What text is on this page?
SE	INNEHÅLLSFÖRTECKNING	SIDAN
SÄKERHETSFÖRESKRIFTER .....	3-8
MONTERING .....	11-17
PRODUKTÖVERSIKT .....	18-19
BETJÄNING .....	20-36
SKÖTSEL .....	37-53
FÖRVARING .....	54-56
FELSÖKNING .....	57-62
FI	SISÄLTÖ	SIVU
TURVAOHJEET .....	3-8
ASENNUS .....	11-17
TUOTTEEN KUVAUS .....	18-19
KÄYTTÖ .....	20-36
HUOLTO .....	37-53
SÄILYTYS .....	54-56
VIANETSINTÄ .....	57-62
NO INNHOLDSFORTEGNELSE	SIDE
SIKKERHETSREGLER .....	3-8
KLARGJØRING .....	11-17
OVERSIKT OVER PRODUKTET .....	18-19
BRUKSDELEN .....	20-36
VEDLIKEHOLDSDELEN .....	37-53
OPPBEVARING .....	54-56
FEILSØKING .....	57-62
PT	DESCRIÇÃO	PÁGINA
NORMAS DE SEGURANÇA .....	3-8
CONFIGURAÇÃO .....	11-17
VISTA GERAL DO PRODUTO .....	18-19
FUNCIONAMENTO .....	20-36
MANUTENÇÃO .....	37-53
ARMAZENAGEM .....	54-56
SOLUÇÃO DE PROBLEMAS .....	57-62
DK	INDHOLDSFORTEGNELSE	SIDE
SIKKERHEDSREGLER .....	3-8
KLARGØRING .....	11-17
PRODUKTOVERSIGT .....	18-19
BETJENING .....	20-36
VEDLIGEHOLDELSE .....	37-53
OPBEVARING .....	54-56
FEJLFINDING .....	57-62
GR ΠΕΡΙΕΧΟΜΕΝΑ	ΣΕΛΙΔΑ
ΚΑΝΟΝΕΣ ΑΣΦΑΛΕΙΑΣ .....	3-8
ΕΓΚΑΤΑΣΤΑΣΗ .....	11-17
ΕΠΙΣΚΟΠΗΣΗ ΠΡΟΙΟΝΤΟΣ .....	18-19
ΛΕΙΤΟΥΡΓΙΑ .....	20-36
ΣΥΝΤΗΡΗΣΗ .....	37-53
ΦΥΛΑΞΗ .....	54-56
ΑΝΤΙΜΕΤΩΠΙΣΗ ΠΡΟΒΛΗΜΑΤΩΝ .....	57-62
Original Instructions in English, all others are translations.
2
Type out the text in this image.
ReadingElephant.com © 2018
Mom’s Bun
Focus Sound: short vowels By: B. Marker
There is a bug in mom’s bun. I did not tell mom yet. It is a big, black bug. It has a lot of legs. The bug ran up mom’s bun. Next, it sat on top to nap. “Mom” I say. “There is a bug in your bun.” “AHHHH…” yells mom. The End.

### Set task
Quote all the records. Keep every word exact.

### Right answer
What text is on this page?
SE	INNEHÅLLSFÖRTECKNING	SIDAN
SÄKERHETSFÖRESKRIFTER .....	3-8
MONTERING .....	11-17
PRODUKTÖVERSIKT .....	18-19
BETJÄNING .....	20-36
SKÖTSEL .....	37-53
FÖRVARING .....	54-56
FELSÖKNING .....	57-62
FI	SISÄLTÖ	SIVU
TURVAOHJEET .....	3-8
ASENNUS .....	11-17
TUOTTEEN KUVAUS .....	18-19
KÄYTTÖ .....	20-36
HUOLTO .....	37-53
SÄILYTYS .....	54-56
VIANETSINTÄ .....	57-62
NO INNHOLDSFORTEGNELSE	SIDE
SIKKERHETSREGLER .....	3-8
KLARGJØRING .....	11-17
OVERSIKT OVER PRODUKTET .....	18-19
BRUKSDELEN .....	20-36
VEDLIKEHOLDSDELEN .....	37-53
OPPBEVARING .....	54-56
FEILSØKING .....	57-62
PT	DESCRIÇÃO	PÁGINA
NORMAS DE SEGURANÇA .....	3-8
CONFIGURAÇÃO .....	11-17
VISTA GERAL DO PRODUTO .....	18-19
FUNCIONAMENTO .....	20-36
MANUTENÇÃO .....	37-53
ARMAZENAGEM .....	54-56
SOLUÇÃO DE PROBLEMAS .....	57-62
DK	INDHOLDSFORTEGNELSE	SIDE
SIKKERHEDSREGLER .....	3-8
KLARGØRING .....	11-17
PRODUKTOVERSIGT .....	18-19
BETJENING .....	20-36
VEDLIGEHOLDELSE .....	37-53
OPBEVARING .....	54-56
FEJLFINDING .....	57-62
GR ΠΕΡΙΕΧΟΜΕΝΑ	ΣΕΛΙΔΑ
ΚΑΝΟΝΕΣ ΑΣΦΑΛΕΙΑΣ .....	3-8
ΕΓΚΑΤΑΣΤΑΣΗ .....	11-17
ΕΠΙΣΚΟΠΗΣΗ ΠΡΟΙΟΝΤΟΣ .....	18-19
ΛΕΙΤΟΥΡΓΙΑ .....	20-36
ΣΥΝΤΗΡΗΣΗ .....	37-53
ΦΥΛΑΞΗ .....	54-56
ΑΝΤΙΜΕΤΩΠΙΣΗ ΠΡΟΒΛΗΜΑΤΩΝ .....	57-62
Original Instructions in English, all others are translations.
2
Type out the text in this image.
ReadingElephant.com © 2018
Mom’s Bun
Focus Sound: short vowels By: B. Marker
There is a bug in mom’s bun. I did not tell mom yet. It is a big, black bug. It has a lot of legs. The bug ran up mom’s bun. Next, it sat on top to nap. “Mom” I say. “There is a bug in your bun.” “AHHHH…” yells mom. The End.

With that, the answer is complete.